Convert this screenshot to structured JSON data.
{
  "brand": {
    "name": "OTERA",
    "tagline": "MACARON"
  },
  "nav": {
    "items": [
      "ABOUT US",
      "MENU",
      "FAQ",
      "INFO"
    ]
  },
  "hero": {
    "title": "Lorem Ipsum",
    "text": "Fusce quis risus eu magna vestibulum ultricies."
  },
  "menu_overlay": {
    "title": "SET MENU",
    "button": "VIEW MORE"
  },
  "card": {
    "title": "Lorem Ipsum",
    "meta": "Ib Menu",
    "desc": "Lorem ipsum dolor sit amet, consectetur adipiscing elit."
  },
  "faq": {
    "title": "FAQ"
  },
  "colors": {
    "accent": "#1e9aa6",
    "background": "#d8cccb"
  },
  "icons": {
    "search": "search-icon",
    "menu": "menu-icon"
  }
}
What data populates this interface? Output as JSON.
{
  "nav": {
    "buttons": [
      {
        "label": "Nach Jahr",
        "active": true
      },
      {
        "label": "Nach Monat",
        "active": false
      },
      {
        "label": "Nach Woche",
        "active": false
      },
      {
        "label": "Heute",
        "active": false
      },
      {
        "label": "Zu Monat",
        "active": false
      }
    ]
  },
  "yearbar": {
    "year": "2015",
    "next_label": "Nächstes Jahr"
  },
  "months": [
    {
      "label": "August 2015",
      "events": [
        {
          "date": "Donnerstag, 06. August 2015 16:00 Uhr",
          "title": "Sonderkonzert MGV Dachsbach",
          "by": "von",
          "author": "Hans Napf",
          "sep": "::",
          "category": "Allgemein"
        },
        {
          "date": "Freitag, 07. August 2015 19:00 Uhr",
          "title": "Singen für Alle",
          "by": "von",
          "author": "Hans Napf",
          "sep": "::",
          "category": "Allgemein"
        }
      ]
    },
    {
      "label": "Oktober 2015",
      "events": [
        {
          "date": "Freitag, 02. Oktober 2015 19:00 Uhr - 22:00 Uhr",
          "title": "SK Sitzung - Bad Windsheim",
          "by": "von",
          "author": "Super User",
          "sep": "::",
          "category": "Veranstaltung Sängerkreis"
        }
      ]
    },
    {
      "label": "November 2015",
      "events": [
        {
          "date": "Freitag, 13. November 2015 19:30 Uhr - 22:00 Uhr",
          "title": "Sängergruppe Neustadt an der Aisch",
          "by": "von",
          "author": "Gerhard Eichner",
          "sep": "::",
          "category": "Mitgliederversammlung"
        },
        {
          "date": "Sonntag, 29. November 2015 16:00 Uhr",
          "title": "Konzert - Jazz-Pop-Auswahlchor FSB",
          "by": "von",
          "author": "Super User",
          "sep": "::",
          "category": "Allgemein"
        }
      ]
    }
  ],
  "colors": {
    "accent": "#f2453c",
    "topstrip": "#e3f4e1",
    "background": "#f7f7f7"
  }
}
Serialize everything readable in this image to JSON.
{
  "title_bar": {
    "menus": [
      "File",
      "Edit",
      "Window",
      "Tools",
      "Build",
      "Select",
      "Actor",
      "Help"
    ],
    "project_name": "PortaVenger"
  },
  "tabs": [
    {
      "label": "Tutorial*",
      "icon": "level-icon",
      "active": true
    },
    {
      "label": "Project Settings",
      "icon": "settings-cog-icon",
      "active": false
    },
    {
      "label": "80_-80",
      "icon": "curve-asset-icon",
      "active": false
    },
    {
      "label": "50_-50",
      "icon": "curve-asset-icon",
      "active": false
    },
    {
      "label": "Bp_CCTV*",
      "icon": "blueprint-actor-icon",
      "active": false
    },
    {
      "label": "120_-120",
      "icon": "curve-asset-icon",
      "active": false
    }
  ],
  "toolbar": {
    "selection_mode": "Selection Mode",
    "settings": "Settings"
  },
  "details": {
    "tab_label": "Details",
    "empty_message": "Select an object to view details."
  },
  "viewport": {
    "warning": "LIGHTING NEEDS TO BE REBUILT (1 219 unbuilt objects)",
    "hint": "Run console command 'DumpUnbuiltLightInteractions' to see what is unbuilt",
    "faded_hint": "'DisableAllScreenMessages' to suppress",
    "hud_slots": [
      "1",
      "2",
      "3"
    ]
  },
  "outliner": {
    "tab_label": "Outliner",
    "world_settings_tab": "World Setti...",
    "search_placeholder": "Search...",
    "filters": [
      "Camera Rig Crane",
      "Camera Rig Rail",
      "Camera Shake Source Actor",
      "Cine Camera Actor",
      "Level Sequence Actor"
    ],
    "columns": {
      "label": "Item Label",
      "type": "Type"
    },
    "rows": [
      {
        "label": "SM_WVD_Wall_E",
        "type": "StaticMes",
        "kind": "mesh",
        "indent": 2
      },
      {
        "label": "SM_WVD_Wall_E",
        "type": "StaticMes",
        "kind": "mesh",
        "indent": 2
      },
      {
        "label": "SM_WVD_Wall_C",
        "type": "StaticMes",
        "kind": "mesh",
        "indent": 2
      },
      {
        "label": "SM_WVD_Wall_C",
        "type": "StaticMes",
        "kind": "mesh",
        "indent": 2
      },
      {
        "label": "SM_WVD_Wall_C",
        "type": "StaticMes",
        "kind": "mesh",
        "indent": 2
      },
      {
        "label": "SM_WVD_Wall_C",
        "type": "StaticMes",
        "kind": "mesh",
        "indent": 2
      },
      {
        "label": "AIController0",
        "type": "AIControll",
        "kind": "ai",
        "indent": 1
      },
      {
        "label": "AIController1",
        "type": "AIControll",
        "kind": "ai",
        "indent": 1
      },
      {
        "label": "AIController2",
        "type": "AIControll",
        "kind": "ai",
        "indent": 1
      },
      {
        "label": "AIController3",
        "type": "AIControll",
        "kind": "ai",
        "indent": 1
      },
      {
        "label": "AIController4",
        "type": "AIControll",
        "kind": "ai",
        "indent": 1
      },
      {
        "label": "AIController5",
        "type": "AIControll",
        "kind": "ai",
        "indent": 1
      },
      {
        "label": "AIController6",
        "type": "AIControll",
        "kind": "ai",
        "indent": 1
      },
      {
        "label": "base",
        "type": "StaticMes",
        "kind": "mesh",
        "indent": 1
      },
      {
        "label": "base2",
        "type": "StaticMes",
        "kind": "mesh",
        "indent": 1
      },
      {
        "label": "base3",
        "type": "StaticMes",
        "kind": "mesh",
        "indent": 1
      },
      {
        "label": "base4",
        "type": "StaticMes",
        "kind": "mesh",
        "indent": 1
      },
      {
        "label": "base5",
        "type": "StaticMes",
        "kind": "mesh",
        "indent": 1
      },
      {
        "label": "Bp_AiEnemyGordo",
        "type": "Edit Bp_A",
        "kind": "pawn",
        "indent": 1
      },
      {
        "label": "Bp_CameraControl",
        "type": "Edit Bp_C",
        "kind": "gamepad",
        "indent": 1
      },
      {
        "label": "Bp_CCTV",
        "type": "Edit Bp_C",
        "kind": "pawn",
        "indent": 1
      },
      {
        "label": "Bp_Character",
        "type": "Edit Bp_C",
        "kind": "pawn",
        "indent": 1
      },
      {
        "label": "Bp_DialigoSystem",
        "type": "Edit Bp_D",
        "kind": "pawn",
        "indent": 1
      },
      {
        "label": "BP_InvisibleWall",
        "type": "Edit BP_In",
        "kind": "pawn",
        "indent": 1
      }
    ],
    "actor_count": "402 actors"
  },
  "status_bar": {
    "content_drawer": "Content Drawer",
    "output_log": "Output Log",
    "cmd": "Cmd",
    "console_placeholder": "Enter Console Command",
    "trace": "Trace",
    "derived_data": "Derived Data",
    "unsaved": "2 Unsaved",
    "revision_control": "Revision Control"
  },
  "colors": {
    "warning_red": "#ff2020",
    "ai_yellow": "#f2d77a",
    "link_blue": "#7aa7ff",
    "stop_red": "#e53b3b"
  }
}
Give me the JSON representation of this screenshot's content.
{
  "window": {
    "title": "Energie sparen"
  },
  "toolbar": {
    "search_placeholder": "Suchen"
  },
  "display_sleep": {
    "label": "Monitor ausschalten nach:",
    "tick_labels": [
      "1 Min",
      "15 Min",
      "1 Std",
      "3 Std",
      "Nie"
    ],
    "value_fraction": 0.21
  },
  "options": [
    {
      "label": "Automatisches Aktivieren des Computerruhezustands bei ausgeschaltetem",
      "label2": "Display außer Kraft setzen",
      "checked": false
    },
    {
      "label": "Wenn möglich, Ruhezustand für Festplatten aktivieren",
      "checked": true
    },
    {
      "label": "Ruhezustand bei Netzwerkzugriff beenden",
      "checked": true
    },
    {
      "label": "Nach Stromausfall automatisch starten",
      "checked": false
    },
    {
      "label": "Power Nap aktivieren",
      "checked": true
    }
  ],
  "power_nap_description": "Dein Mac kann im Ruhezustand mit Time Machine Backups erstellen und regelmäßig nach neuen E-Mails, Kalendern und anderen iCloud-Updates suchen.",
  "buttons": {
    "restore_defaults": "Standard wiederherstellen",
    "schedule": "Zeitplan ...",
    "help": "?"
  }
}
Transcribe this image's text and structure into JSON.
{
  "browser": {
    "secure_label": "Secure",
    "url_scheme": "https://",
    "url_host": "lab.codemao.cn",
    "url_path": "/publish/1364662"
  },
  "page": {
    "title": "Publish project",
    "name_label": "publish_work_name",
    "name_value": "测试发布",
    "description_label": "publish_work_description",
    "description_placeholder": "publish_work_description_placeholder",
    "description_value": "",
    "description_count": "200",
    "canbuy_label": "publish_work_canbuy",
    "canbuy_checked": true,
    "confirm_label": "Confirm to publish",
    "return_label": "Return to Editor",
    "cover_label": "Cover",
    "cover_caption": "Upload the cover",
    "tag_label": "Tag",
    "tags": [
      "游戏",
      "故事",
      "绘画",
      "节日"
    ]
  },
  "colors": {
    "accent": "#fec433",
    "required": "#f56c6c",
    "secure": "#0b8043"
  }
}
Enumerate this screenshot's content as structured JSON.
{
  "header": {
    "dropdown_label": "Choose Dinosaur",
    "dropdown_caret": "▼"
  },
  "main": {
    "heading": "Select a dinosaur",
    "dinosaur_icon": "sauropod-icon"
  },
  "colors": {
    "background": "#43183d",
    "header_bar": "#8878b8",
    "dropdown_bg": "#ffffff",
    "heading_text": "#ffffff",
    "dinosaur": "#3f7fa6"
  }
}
★ ★ ★ ★ ★ ★ ★
The answer is a single number, the count of lines in the records that contain the string "image".

2